Deleting 173000 records takes forever, blocks async queries for unrelated records
Hello,
in a Facebook game running on
PostgreSQL 8.4.13 and having so many players:
# select count(*) from pref_users;
count
--------
223964
I am trying to get rid of inactive users,
who just visited the canvas page, but
never played (I'm sure, Facebook has
a clever-sounding name for them):
# select count(*) from pref_users
where id not in (select distinct id from pref_money);
count
--------
173936
(1 row)
So I call:
# delete from pref_users
where id not in (select distinct id from pref_money);
but that query lasts forever and
what's more troubling me - it blocks
the async queries of my game daemon
(the Perl function pg_ready starts returning
false all the time and my game accumulates
thousands of yet-to-be-executed SQL queries).
The good news is, that my quad server
doesn't hang - I just see 1 postmaster
process at 90-100% CPU but total load is 20%.
Also my game daemon in Perl recovers
and executes the thousands of queued
up async queries, when I interrupt the
above DELETE query with CTRL-C at
the pgsql prompt - i.e. my game is not buggy.
My question is how handle this?
Why does deleting takes so long,
is it because of CASCADES?
And why does it make the pg_ready
calls of my game daemon return false?
The users I'm deleting aren't active,
they shouldn't "intersect" with the
async queries of my game daemon.
Below are the both SQL tables involved,
thank you for any insights.
Regards
Alex
# \d pref_money
Table "public.pref_money"
Column | Type | Modifiers
--------+-----------------------+-----------------------------------------
id | character varying(32) |
money | integer | not null
yw | character(7) | default to_char(now(), 'IYYY-IW'::text)
Indexes:
"pref_money_money_index" btree (money DESC)
"pref_money_yw_index" btree (yw)
Foreign-key constraints:
"pref_money_id_fkey" FOREIGN KEY (id) REFERENCES pref_users(id) ON
DELETE CASCADE
# \d pref_users
Table "public.pref_users"
Column | Type | Modifiers
------------+-----------------------------+--------------------
id | character varying(32) | not null
first_name | character varying(64) |
last_name | character varying(64) |
female | boolean |
avatar | character varying(128) |
city | character varying(64) |
login | timestamp without time zone | default now()
last_ip | inet |
logout | timestamp without time zone |
vip | timestamp without time zone |
mail | character varying(254) |
medals | integer | not null default 0
Indexes:
"pref_users_pkey" PRIMARY KEY, btree (id)

Supplied records |
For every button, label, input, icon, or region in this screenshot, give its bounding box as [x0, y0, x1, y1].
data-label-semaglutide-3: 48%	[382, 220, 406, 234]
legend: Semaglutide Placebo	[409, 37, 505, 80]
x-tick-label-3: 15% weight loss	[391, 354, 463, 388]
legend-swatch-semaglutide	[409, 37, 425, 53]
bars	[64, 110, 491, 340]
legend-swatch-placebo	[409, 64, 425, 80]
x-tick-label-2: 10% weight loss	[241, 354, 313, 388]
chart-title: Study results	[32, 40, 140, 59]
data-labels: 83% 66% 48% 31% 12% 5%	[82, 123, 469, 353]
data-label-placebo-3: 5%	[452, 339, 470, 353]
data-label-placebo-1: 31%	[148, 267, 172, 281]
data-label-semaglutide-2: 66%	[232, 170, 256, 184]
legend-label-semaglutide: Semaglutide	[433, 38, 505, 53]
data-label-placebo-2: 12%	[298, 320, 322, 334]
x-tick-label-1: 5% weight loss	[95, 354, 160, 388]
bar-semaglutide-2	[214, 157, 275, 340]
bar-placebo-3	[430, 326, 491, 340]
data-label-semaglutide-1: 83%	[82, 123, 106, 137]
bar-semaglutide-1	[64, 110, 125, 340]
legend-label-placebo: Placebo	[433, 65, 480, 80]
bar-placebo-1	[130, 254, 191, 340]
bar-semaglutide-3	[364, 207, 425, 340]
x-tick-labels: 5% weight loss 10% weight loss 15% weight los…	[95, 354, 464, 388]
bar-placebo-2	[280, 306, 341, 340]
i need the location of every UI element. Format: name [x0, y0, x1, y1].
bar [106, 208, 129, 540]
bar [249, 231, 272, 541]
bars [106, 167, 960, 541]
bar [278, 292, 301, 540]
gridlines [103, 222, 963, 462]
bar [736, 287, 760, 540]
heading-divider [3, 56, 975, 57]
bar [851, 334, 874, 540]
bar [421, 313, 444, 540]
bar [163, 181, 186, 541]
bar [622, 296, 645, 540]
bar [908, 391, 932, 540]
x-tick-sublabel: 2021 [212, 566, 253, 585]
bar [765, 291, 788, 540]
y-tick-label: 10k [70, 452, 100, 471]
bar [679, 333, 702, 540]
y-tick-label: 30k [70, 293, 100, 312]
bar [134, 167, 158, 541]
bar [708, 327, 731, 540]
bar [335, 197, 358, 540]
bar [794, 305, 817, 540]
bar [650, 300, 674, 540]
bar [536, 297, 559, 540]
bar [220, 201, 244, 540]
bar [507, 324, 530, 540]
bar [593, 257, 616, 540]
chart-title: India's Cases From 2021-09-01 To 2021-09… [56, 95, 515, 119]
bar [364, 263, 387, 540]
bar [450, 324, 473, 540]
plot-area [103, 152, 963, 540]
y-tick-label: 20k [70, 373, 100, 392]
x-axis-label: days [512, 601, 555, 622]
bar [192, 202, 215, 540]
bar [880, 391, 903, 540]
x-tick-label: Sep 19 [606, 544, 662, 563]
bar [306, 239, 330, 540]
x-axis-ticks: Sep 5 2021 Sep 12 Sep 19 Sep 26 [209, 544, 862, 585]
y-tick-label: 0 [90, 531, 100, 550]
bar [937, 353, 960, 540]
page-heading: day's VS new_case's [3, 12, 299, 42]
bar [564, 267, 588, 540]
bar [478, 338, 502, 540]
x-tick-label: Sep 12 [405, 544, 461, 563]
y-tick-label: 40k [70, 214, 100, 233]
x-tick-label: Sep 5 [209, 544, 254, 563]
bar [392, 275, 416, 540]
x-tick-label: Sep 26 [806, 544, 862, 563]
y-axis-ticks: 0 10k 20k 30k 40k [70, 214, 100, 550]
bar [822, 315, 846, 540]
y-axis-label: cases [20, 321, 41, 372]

To do |
Resume the forum post about the slow PostgreSQL delete, picking up right after its last line.

Response below |
Referenced by:
TABLE "pref_cards" CONSTRAINT "pref_cards_id_fkey" FOREIGN KEY
(id) REFERENCES pref_users(id) ON DELETE CASCADE
TABLE "pref_catch" CONSTRAINT "pref_catch_id_fkey" FOREIGN KEY
(id) REFERENCES pref_users(id) ON DELETE CASCADE
TABLE "pref_chat" CONSTRAINT "pref_chat_id_fkey" FOREIGN KEY (id)
REFERENCES pref_users(id) ON DELETE CASCADE
TABLE "pref_discuss" CONSTRAINT "pref_discuss_id_fkey" FOREIGN KEY
(id) REFERENCES pref_users(id) ON DELETE CASCADE
TABLE "pref_game" CONSTRAINT "pref_game_id_fkey" FOREIGN KEY (id)
REFERENCES pref_users(id) ON DELETE CASCADE
TABLE "pref_luck" CONSTRAINT "pref_luck_id_fkey" FOREIGN KEY (id)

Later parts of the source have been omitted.